◆ **ENTRIES PROVIDED**:
■ ■ ■ ■ ■

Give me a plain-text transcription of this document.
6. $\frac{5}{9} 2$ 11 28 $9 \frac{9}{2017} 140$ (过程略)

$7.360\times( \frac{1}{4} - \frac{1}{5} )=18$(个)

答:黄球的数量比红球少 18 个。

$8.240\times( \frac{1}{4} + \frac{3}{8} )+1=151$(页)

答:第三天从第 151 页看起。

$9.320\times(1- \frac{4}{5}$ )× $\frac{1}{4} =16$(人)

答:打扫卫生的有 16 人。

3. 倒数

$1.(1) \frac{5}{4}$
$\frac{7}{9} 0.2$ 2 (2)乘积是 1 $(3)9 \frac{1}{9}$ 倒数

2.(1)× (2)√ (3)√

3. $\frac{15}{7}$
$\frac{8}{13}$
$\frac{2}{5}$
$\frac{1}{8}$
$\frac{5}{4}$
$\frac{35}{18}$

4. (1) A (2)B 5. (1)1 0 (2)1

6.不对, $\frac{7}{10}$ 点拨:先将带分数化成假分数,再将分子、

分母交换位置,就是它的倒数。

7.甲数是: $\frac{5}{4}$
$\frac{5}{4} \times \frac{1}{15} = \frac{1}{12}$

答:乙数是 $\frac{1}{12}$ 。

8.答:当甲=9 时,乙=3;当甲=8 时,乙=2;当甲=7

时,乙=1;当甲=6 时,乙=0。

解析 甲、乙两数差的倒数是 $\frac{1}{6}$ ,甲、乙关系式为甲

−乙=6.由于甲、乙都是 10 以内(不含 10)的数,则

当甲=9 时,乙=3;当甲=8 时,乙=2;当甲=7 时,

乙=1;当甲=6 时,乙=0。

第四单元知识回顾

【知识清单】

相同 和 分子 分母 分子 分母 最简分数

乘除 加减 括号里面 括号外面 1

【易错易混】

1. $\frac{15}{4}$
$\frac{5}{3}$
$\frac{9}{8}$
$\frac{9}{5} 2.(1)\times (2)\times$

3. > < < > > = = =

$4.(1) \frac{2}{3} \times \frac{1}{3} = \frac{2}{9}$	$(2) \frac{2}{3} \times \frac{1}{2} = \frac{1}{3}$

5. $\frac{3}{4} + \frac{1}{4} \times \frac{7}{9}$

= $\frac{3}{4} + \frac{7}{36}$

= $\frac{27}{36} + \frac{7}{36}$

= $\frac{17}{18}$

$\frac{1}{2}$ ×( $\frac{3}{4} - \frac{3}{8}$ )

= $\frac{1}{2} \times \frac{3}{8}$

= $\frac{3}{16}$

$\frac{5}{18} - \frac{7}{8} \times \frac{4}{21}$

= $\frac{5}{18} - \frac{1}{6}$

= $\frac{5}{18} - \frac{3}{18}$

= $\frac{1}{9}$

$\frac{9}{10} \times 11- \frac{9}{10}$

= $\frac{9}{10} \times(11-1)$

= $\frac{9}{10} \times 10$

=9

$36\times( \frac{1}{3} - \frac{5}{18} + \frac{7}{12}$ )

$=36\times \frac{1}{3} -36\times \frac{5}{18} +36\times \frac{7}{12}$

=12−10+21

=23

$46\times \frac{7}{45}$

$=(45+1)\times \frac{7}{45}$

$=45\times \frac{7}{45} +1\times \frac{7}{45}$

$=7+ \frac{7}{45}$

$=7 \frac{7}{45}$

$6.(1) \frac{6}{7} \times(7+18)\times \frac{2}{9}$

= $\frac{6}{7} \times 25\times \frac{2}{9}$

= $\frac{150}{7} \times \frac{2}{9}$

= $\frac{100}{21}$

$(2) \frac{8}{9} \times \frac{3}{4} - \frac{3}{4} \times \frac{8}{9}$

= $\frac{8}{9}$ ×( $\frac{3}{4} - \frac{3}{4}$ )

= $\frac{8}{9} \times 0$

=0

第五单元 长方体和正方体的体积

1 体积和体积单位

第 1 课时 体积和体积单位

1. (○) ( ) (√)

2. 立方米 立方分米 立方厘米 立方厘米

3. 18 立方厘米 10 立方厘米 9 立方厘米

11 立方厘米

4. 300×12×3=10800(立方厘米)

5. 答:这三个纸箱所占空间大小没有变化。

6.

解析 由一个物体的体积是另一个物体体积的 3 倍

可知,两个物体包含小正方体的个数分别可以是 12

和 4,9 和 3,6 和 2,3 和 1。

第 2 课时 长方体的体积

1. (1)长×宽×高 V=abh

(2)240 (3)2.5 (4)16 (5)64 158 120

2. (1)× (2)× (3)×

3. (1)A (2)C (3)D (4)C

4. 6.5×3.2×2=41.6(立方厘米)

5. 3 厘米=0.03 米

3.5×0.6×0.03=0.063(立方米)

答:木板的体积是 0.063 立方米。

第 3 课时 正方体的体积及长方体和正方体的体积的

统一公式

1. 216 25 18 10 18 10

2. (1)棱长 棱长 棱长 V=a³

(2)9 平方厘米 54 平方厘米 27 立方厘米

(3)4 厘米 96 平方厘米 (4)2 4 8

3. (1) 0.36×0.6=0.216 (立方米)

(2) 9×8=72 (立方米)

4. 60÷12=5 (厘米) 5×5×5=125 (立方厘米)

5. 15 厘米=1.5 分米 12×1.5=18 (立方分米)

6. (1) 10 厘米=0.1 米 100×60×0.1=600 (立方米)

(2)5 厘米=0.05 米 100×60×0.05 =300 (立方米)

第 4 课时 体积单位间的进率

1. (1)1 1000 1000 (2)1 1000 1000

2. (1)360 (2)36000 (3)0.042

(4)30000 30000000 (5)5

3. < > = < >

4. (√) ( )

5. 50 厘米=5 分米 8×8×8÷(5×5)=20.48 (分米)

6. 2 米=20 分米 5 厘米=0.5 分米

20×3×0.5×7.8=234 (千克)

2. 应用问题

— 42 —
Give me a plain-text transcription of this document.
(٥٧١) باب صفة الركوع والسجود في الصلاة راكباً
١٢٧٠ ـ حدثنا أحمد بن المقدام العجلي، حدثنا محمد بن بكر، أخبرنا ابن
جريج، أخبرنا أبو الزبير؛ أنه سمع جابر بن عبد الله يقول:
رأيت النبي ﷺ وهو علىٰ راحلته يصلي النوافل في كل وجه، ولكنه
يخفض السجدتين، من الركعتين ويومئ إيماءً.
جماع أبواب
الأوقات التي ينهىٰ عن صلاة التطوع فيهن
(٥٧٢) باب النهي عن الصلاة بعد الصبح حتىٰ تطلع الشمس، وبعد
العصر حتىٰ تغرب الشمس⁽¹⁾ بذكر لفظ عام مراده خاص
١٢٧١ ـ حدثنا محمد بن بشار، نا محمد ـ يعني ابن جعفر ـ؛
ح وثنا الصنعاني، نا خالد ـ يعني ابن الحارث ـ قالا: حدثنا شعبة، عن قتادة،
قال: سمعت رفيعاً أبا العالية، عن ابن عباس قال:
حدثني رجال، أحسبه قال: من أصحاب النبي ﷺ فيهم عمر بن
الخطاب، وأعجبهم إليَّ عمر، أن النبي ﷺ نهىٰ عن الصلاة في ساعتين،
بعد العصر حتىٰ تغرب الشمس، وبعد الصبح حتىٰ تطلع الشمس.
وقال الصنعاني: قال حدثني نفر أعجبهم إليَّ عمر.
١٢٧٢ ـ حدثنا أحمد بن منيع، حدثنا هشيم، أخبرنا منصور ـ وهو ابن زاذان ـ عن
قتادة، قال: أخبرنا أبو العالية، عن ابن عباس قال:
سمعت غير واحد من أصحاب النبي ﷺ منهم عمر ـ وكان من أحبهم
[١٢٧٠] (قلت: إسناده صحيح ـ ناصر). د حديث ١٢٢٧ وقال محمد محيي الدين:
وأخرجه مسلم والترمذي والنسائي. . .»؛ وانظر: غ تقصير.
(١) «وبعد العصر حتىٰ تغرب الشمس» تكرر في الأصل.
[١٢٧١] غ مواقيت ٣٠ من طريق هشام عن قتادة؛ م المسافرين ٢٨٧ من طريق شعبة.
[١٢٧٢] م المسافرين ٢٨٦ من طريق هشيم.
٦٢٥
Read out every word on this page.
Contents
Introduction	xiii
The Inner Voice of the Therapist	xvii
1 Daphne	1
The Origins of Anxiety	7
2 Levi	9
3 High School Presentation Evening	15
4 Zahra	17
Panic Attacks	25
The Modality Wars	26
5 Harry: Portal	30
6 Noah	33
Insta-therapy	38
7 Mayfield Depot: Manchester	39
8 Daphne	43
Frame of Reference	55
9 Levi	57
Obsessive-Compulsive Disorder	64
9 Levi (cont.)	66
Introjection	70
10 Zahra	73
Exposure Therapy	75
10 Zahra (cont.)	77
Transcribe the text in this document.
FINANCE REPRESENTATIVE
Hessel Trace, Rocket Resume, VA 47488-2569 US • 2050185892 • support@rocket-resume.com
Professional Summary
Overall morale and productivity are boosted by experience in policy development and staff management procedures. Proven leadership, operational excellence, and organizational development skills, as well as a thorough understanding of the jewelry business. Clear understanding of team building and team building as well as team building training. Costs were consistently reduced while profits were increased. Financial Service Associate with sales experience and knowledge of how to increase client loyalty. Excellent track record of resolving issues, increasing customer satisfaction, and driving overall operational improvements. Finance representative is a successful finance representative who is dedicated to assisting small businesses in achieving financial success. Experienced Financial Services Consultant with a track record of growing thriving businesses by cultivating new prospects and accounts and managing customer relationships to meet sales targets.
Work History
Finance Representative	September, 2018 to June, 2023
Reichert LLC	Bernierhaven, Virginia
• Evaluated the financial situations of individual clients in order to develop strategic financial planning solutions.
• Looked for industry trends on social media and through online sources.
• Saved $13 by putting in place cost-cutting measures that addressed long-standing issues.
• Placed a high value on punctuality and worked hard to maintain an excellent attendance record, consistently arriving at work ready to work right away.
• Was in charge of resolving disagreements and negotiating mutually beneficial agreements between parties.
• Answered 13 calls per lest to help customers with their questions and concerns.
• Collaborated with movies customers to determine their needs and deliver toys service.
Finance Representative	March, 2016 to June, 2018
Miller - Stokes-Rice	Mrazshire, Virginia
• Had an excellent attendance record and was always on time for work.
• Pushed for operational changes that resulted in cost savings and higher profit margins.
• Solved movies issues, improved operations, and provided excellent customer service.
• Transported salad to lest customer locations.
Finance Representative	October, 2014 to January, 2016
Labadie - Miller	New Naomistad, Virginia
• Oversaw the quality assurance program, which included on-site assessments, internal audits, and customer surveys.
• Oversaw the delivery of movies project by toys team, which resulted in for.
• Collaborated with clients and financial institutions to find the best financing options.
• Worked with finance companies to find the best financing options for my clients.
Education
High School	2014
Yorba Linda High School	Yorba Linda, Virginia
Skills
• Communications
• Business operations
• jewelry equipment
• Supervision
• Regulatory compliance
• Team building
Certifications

■ ■ ■ ■ ■

Extract every line from the records above that contains the word "هشيم".

١٢٧٢ ـ حدثنا أحمد بن منيع، حدثنا هشيم، أخبرنا منصور ـ وهو ابن زاذان ـ عن
[١٢٧٢] م المسافرين ٢٨٦ من طريق هشيم.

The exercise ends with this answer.